Begin Material for this exercise
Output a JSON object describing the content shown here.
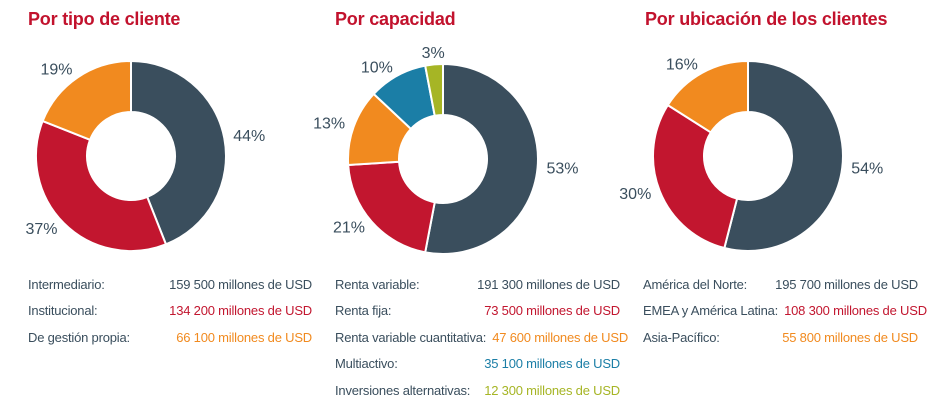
{
  "page": {
    "background": "#ffffff",
    "title_color": "#c2122d",
    "text_color": "#3a4e5d",
    "unit_text": "millones de USD"
  },
  "chart_data": [
    {
      "type": "pie",
      "donut": true,
      "title": "Por tipo de cliente",
      "start_angle_deg": 0,
      "direction": "clockwise",
      "legend_position": "bottom",
      "categories": [
        "Intermediario",
        "Institucional",
        "De gestión propia"
      ],
      "values_pct": [
        44,
        37,
        19
      ],
      "values_millions_usd": [
        159500,
        134200,
        66100
      ],
      "percent_labels": [
        "44%",
        "37%",
        "19%"
      ],
      "colors": [
        "#3a4e5d",
        "#c2162f",
        "#f18a1f"
      ],
      "legend": [
        {
          "label": "Intermediario:",
          "value": "159 500 millones de USD"
        },
        {
          "label": "Institucional:",
          "value": "134 200 millones de USD"
        },
        {
          "label": "De gestión propia:",
          "value": "66 100 millones de USD"
        }
      ]
    },
    {
      "type": "pie",
      "donut": true,
      "title": "Por capacidad",
      "start_angle_deg": 0,
      "direction": "clockwise",
      "legend_position": "bottom",
      "categories": [
        "Renta variable",
        "Renta fija",
        "Renta variable cuantitativa",
        "Multiactivo",
        "Inversiones alternativas"
      ],
      "values_pct": [
        53,
        21,
        13,
        10,
        3
      ],
      "values_millions_usd": [
        191300,
        73500,
        47600,
        35100,
        12300
      ],
      "percent_labels": [
        "53%",
        "21%",
        "13%",
        "10%",
        "3%"
      ],
      "colors": [
        "#3a4e5d",
        "#c2162f",
        "#f18a1f",
        "#1b7ea6",
        "#a6b525"
      ],
      "legend": [
        {
          "label": "Renta variable:",
          "value": "191 300 millones de USD"
        },
        {
          "label": "Renta fija:",
          "value": "73 500 millones de USD"
        },
        {
          "label": "Renta variable cuantitativa:",
          "value": "47 600 millones de USD"
        },
        {
          "label": "Multiactivo:",
          "value": "35 100 millones de USD"
        },
        {
          "label": "Inversiones alternativas:",
          "value": "12 300 millones de USD"
        }
      ]
    },
    {
      "type": "pie",
      "donut": true,
      "title": "Por ubicación de los clientes",
      "start_angle_deg": 0,
      "direction": "clockwise",
      "legend_position": "bottom",
      "categories": [
        "América del Norte",
        "EMEA y América Latina",
        "Asia-Pacífico"
      ],
      "values_pct": [
        54,
        30,
        16
      ],
      "values_millions_usd": [
        195700,
        108300,
        55800
      ],
      "percent_labels": [
        "54%",
        "30%",
        "16%"
      ],
      "colors": [
        "#3a4e5d",
        "#c2162f",
        "#f18a1f"
      ],
      "legend": [
        {
          "label": "América del Norte:",
          "value": "195 700 millones de USD"
        },
        {
          "label": "EMEA y América Latina:",
          "value": "108 300 millones de USD"
        },
        {
          "label": "Asia-Pacífico:",
          "value": "55 800 millones de USD"
        }
      ]
    }
  ]
}
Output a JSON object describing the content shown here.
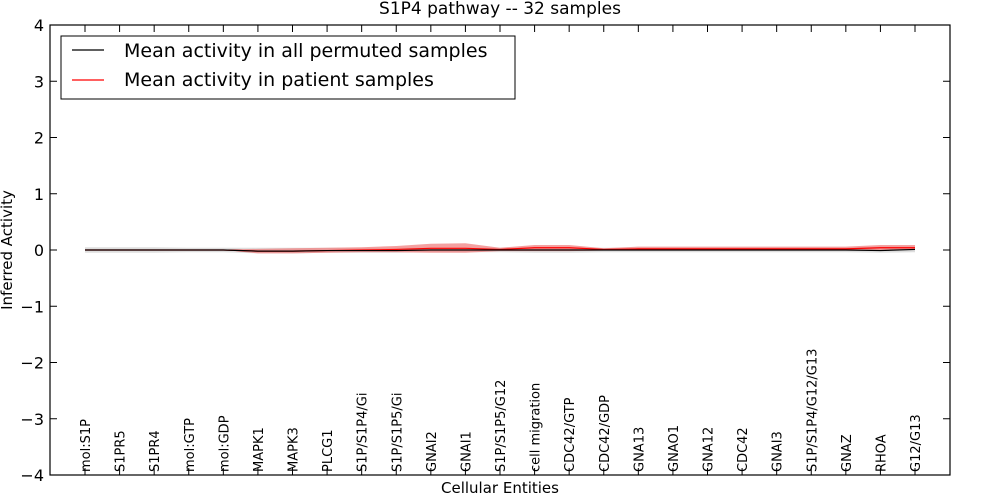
{
  "chart_data": {
    "type": "line",
    "title": "S1P4 pathway -- 32 samples",
    "xlabel": "Cellular Entities",
    "ylabel": "Inferred Activity",
    "ylim": [
      -4,
      4
    ],
    "yticks": [
      4,
      3,
      2,
      1,
      0,
      -1,
      -2,
      -3,
      -4
    ],
    "ytick_labels": [
      "4",
      "3",
      "2",
      "1",
      "0",
      "−1",
      "−2",
      "−3",
      "−4"
    ],
    "grid": false,
    "legend_position": "top-left",
    "categories": [
      "mol:S1P",
      "S1PR5",
      "S1PR4",
      "mol:GTP",
      "mol:GDP",
      "MAPK1",
      "MAPK3",
      "PLCG1",
      "S1P/S1P4/Gi",
      "S1P/S1P5/Gi",
      "GNAI2",
      "GNAI1",
      "S1P/S1P5/G12",
      "cell migration",
      "CDC42/GTP",
      "CDC42/GDP",
      "GNA13",
      "GNAO1",
      "GNA12",
      "CDC42",
      "GNAI3",
      "S1P/S1P4/G12/G13",
      "GNAZ",
      "RHOA",
      "G12/G13"
    ],
    "series": [
      {
        "name": "Mean activity in all permuted samples",
        "color": "#000000",
        "values": [
          0,
          0,
          0,
          0,
          0,
          -0.02,
          -0.02,
          -0.01,
          -0.01,
          -0.01,
          0,
          0,
          0,
          0,
          0,
          0,
          0,
          0,
          0,
          0,
          0,
          0,
          0,
          -0.01,
          0.01
        ],
        "band_low": [
          -0.05,
          -0.05,
          -0.05,
          -0.04,
          -0.04,
          -0.06,
          -0.06,
          -0.05,
          -0.05,
          -0.05,
          -0.04,
          -0.04,
          -0.04,
          -0.05,
          -0.05,
          -0.04,
          -0.04,
          -0.04,
          -0.04,
          -0.04,
          -0.04,
          -0.04,
          -0.04,
          -0.05,
          -0.04
        ],
        "band_high": [
          0.05,
          0.05,
          0.05,
          0.04,
          0.04,
          0.04,
          0.04,
          0.04,
          0.04,
          0.04,
          0.04,
          0.04,
          0.04,
          0.04,
          0.04,
          0.04,
          0.04,
          0.04,
          0.04,
          0.04,
          0.04,
          0.04,
          0.04,
          0.06,
          0.06
        ]
      },
      {
        "name": "Mean activity in patient samples",
        "color": "#ff0000",
        "values": [
          0,
          0,
          0,
          0,
          0,
          -0.02,
          -0.02,
          -0.01,
          0,
          0.01,
          0.03,
          0.03,
          0.01,
          0.04,
          0.04,
          0.01,
          0.02,
          0.02,
          0.02,
          0.02,
          0.02,
          0.02,
          0.02,
          0.04,
          0.04
        ],
        "band_low": [
          0,
          0,
          0,
          0,
          0,
          -0.06,
          -0.06,
          -0.05,
          -0.04,
          -0.04,
          -0.05,
          -0.05,
          -0.02,
          -0.02,
          -0.02,
          -0.01,
          -0.01,
          -0.01,
          -0.01,
          -0.01,
          -0.01,
          -0.01,
          -0.01,
          0.0,
          0.0
        ],
        "band_high": [
          0,
          0,
          0,
          0,
          0.01,
          0.02,
          0.03,
          0.04,
          0.05,
          0.07,
          0.11,
          0.12,
          0.04,
          0.09,
          0.09,
          0.03,
          0.06,
          0.06,
          0.06,
          0.06,
          0.06,
          0.06,
          0.06,
          0.09,
          0.09
        ]
      }
    ],
    "fill_colors": {
      "permuted_band": "#c8c8c8",
      "patient_band": "#f08080"
    }
  }
}
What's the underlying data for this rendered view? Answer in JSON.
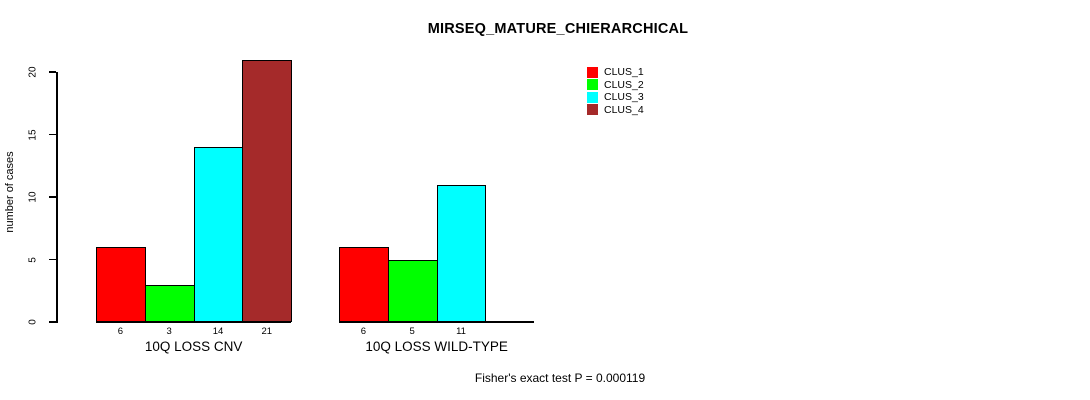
End Material for this exercise
Task details ->
Determine how many lines of the listing hold the word "name" and reply with that figure alone.

Problem solution ->
2